Objective: Find every line with the word "Allohning". Copy those lines.
++++ Data records ++++
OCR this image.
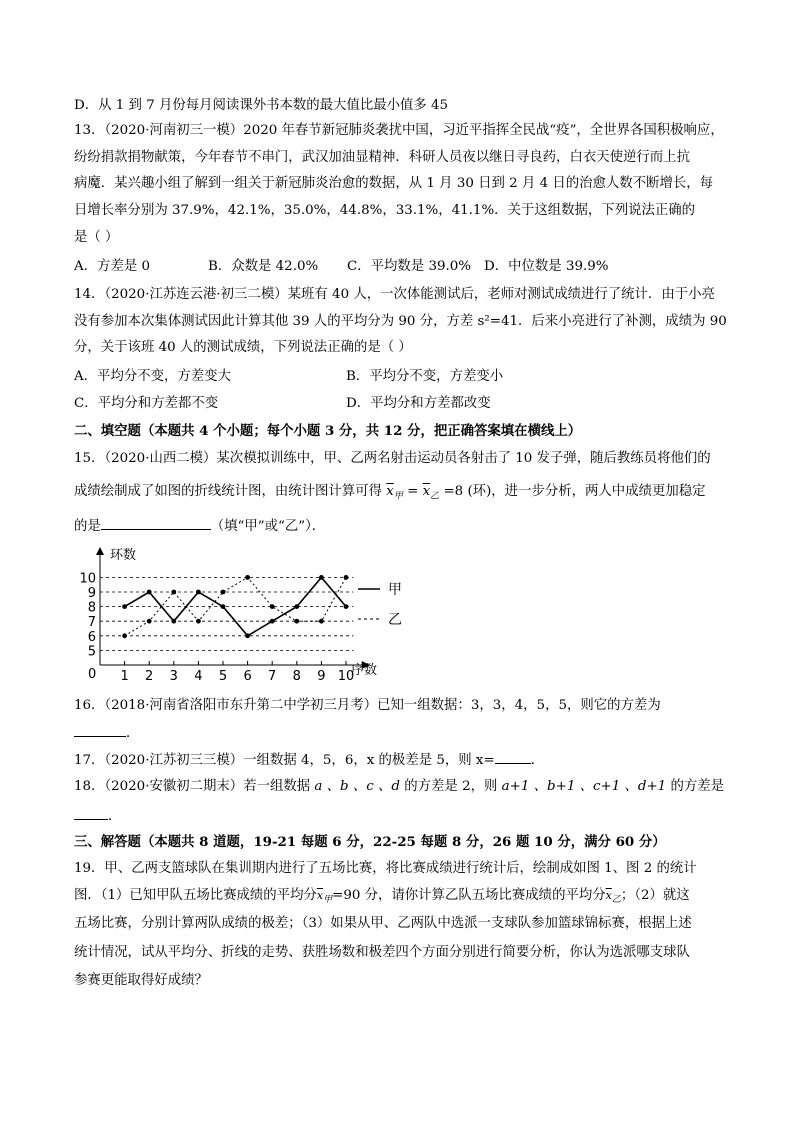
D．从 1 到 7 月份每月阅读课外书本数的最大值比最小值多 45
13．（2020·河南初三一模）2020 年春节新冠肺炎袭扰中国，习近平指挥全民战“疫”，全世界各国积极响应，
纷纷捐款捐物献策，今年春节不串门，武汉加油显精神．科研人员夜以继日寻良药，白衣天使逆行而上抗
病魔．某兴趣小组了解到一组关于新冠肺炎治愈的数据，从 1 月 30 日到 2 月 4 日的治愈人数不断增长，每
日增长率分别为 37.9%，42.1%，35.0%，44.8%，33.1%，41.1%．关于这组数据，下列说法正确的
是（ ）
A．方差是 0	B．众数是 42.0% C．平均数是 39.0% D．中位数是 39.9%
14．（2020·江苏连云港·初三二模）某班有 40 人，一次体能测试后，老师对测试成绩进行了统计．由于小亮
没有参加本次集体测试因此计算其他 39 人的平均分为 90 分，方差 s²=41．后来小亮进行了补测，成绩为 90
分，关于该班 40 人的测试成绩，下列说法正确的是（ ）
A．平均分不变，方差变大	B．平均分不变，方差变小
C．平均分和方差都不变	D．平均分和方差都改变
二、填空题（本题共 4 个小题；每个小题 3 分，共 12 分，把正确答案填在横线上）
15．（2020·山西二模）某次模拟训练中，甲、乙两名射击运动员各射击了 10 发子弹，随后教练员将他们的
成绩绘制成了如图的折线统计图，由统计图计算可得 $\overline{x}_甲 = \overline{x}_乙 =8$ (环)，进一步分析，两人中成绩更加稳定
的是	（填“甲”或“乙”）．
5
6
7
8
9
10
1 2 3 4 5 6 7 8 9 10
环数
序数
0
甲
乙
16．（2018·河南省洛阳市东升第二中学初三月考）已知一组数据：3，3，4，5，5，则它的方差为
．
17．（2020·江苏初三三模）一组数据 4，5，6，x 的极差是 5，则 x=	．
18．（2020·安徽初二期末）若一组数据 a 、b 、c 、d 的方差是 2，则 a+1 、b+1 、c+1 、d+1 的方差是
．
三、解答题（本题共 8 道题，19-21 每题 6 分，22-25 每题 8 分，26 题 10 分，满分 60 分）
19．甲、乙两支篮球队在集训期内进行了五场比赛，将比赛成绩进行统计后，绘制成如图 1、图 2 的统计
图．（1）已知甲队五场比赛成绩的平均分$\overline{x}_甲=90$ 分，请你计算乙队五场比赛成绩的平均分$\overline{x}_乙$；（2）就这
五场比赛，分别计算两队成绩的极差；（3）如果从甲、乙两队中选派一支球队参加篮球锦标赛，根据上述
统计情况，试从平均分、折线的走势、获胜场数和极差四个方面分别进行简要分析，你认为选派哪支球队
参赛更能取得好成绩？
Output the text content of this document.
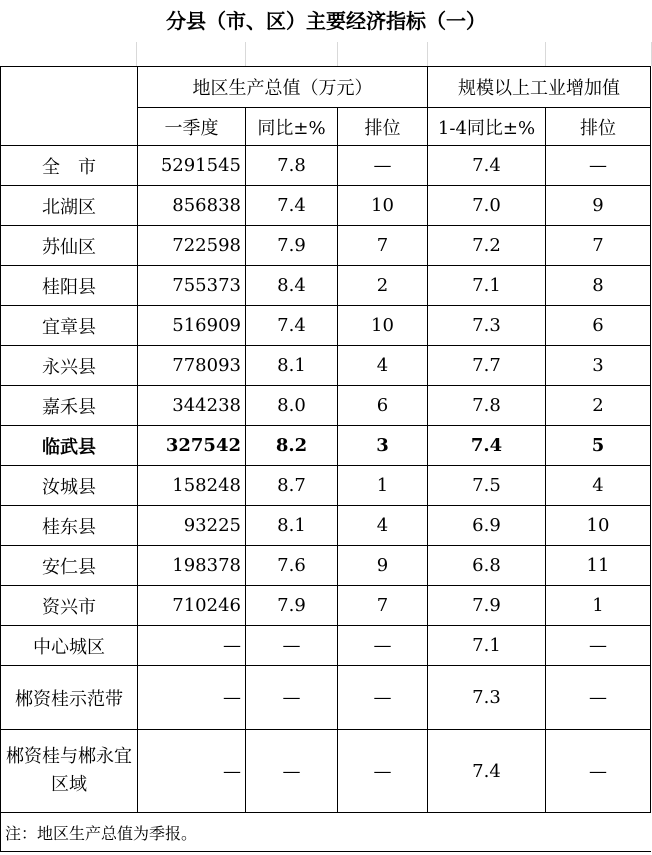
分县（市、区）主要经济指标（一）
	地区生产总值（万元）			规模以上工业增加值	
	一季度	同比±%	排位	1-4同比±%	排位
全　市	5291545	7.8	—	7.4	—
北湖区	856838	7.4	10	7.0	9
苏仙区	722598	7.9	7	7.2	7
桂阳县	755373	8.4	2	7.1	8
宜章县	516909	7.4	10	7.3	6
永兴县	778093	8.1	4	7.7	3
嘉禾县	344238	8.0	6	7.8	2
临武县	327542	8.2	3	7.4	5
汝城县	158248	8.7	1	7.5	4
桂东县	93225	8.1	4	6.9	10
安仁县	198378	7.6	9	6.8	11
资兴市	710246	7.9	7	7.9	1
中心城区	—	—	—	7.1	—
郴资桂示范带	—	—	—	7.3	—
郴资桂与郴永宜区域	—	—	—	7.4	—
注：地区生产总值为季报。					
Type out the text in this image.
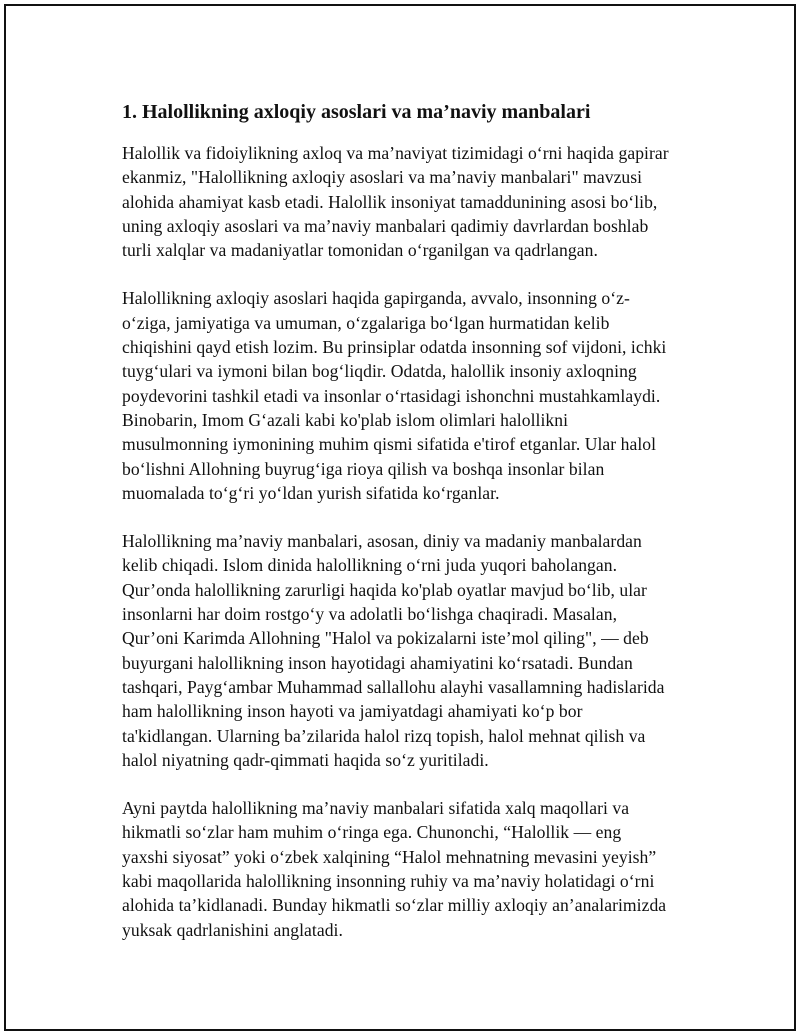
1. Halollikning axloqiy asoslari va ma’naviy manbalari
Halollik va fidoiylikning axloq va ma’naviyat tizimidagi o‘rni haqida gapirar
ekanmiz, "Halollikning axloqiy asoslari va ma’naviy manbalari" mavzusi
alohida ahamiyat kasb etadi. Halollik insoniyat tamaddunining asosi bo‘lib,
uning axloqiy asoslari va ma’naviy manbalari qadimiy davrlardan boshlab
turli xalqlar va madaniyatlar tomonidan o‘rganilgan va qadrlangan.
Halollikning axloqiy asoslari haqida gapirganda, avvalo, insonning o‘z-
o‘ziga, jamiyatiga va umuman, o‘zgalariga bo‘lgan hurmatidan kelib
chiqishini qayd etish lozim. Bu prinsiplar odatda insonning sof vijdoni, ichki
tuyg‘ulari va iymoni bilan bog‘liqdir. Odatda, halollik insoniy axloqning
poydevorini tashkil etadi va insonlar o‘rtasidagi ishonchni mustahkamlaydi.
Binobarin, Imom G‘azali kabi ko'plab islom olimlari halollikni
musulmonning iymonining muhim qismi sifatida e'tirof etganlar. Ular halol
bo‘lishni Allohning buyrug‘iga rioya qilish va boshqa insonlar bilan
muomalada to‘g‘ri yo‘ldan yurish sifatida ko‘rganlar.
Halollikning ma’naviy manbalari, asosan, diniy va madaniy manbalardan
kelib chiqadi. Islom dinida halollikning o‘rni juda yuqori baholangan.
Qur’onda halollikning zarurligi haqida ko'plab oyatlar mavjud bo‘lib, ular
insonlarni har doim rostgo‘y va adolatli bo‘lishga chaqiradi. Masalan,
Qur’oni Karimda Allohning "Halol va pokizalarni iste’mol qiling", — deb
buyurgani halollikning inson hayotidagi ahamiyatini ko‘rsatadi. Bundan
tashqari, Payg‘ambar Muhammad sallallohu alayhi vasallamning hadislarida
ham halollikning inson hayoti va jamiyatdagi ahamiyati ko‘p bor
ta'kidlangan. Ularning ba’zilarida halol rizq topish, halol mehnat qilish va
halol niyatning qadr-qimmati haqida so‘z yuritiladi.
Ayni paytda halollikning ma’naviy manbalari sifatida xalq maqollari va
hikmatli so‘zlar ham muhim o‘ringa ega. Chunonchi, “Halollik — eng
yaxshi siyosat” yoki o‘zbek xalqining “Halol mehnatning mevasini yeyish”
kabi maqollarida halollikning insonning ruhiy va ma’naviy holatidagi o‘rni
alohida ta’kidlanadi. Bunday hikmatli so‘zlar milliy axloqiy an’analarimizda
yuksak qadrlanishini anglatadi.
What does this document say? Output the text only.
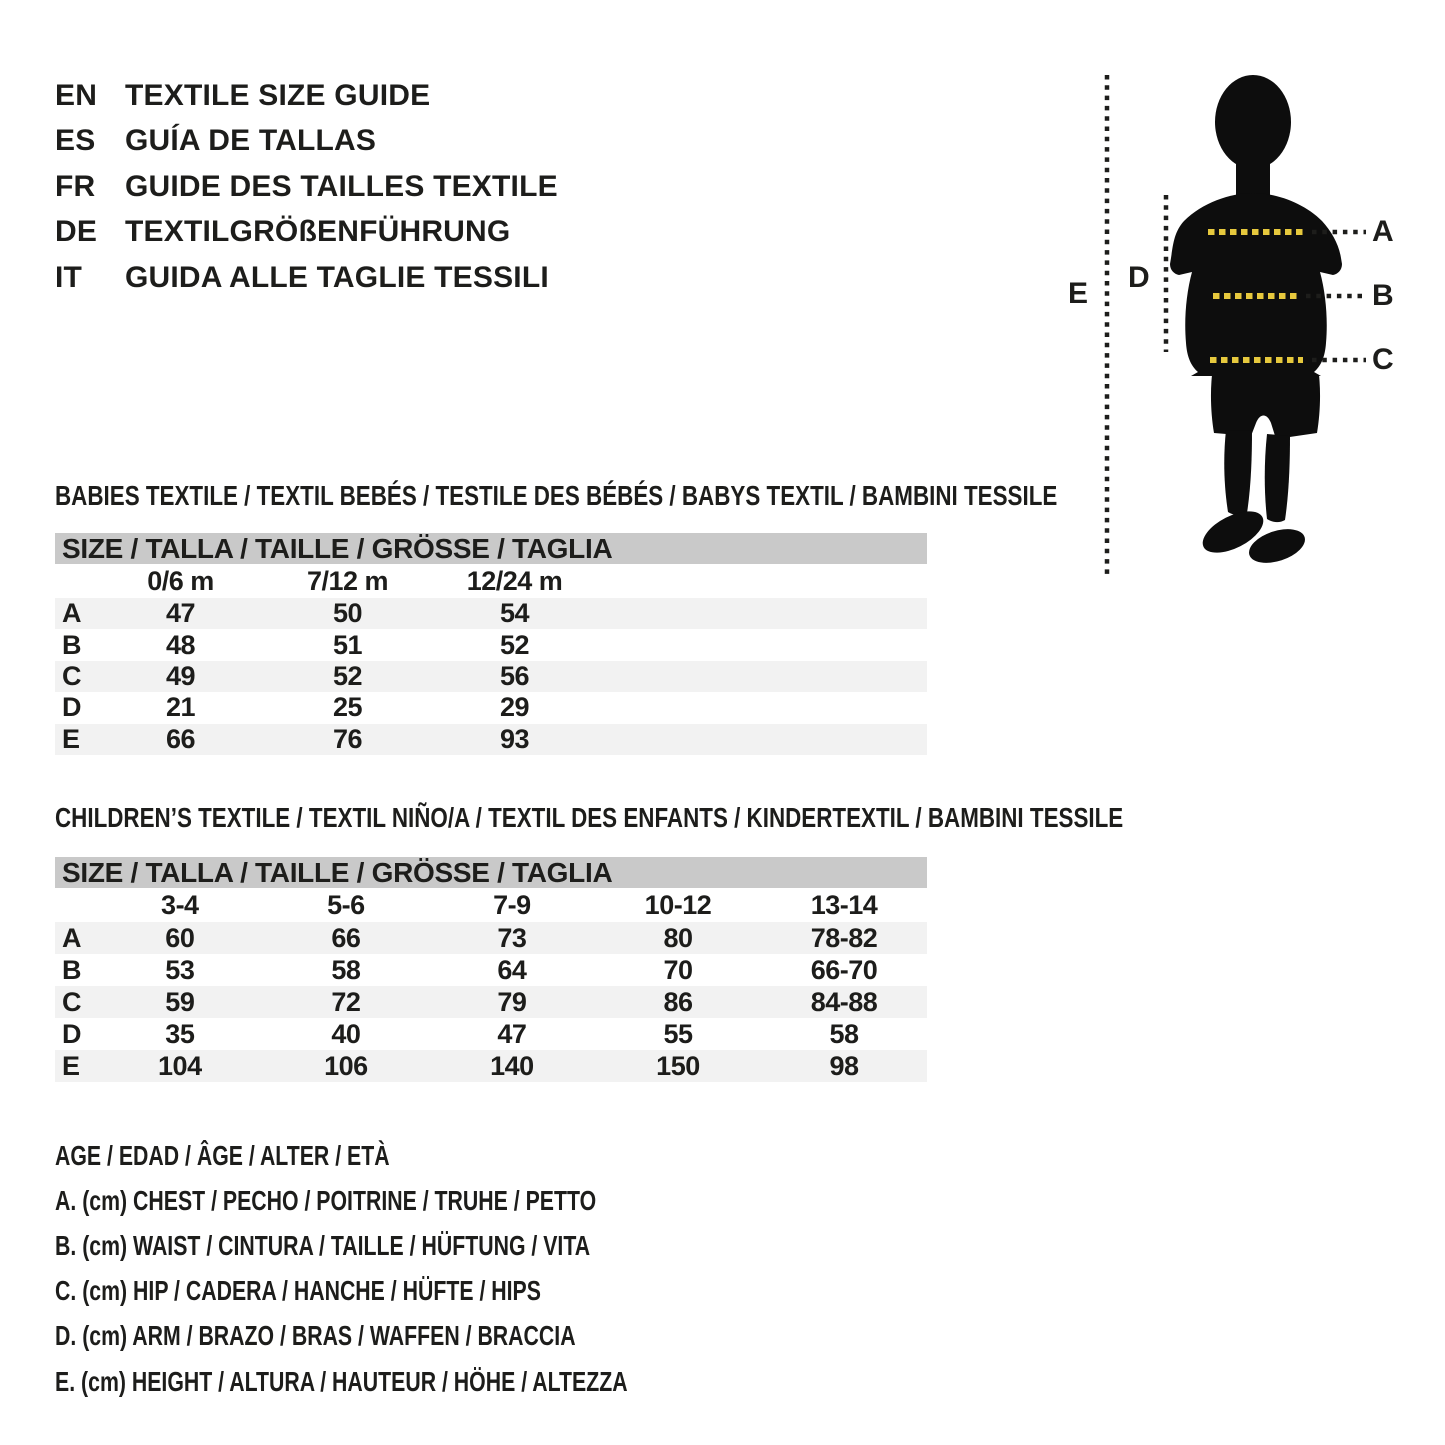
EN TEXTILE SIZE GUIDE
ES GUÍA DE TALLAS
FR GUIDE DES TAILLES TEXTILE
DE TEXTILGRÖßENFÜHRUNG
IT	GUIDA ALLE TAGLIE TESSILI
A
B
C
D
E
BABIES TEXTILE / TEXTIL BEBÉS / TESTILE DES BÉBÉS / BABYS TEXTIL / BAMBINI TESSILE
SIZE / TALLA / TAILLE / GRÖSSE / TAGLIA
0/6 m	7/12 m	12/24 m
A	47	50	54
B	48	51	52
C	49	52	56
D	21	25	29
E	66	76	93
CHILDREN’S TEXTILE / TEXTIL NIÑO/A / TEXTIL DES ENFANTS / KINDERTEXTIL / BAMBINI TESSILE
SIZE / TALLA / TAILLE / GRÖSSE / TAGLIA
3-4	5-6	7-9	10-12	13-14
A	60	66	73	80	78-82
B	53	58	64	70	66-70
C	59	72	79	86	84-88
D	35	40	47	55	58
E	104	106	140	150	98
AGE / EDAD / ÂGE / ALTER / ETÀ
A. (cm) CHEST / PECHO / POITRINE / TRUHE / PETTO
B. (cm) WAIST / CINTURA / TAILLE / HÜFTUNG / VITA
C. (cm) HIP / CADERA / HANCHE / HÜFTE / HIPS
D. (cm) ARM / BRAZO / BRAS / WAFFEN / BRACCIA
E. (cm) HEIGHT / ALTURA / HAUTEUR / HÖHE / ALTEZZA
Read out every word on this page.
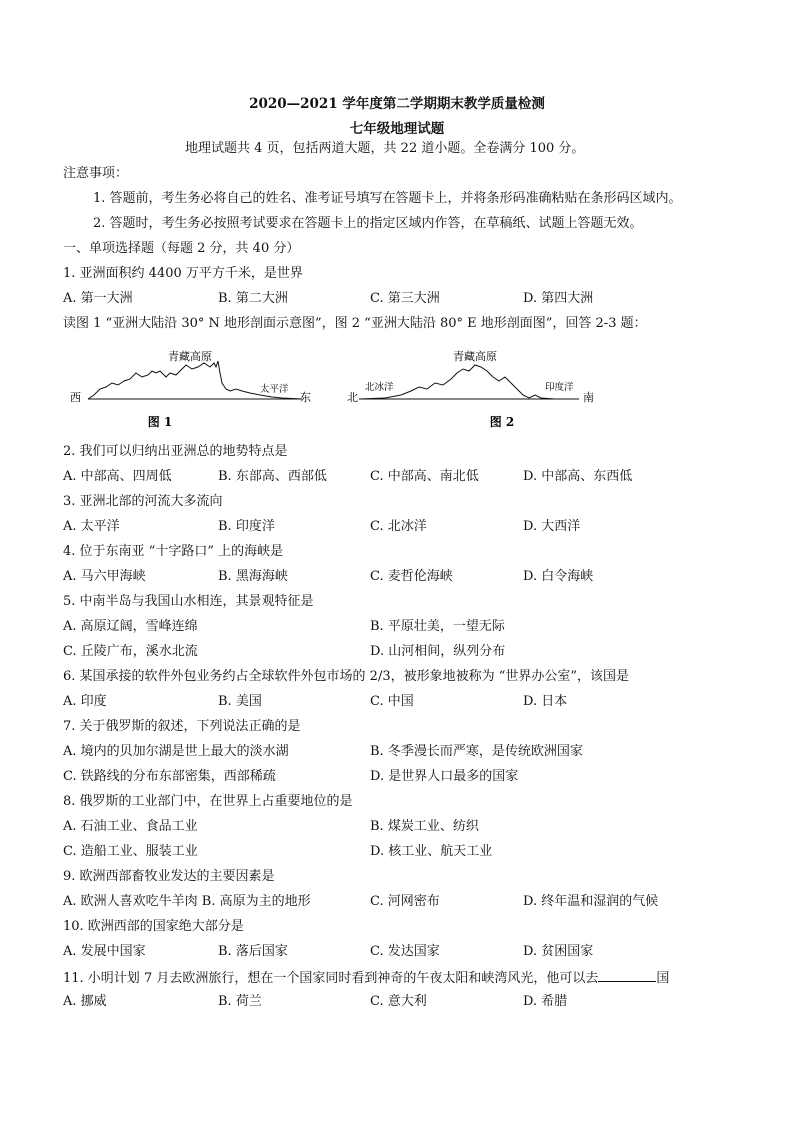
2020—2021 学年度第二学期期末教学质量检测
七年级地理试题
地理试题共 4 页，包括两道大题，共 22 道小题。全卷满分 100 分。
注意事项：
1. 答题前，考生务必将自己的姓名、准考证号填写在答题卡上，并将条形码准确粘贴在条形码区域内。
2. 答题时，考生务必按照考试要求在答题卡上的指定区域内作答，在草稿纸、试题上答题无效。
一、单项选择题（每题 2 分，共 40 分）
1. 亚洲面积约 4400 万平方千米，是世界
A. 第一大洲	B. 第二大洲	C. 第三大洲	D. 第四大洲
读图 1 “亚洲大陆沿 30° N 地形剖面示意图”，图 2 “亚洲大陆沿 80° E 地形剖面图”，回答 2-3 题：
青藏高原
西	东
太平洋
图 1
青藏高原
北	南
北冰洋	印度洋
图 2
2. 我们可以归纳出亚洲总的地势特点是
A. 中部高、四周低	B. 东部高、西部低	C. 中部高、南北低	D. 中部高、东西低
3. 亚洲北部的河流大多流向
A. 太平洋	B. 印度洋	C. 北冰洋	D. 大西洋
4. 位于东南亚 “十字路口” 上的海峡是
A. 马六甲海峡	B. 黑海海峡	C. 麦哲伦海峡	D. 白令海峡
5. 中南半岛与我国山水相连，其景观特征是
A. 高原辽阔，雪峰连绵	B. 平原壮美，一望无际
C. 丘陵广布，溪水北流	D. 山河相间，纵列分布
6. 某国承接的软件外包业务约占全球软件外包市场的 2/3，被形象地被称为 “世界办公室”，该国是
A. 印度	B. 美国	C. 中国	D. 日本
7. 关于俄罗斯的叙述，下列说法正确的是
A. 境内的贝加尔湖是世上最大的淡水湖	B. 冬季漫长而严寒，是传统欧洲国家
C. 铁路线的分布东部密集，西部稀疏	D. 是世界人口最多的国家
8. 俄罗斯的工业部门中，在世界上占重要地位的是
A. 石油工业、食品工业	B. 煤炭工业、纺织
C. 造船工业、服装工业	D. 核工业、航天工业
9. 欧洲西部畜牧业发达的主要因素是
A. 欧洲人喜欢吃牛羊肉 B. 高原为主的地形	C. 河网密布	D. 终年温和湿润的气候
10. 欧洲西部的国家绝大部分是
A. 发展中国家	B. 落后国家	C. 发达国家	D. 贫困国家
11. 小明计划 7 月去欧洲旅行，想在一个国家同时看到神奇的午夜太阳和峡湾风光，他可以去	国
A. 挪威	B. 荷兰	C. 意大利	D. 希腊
++++
Response to the task:
bo‘lishni Allohning buyrug‘iga rioya qilish va boshqa insonlar bilan
Qur’oni Karimda Allohning "Halol va pokizalarni iste’mol qiling", — deb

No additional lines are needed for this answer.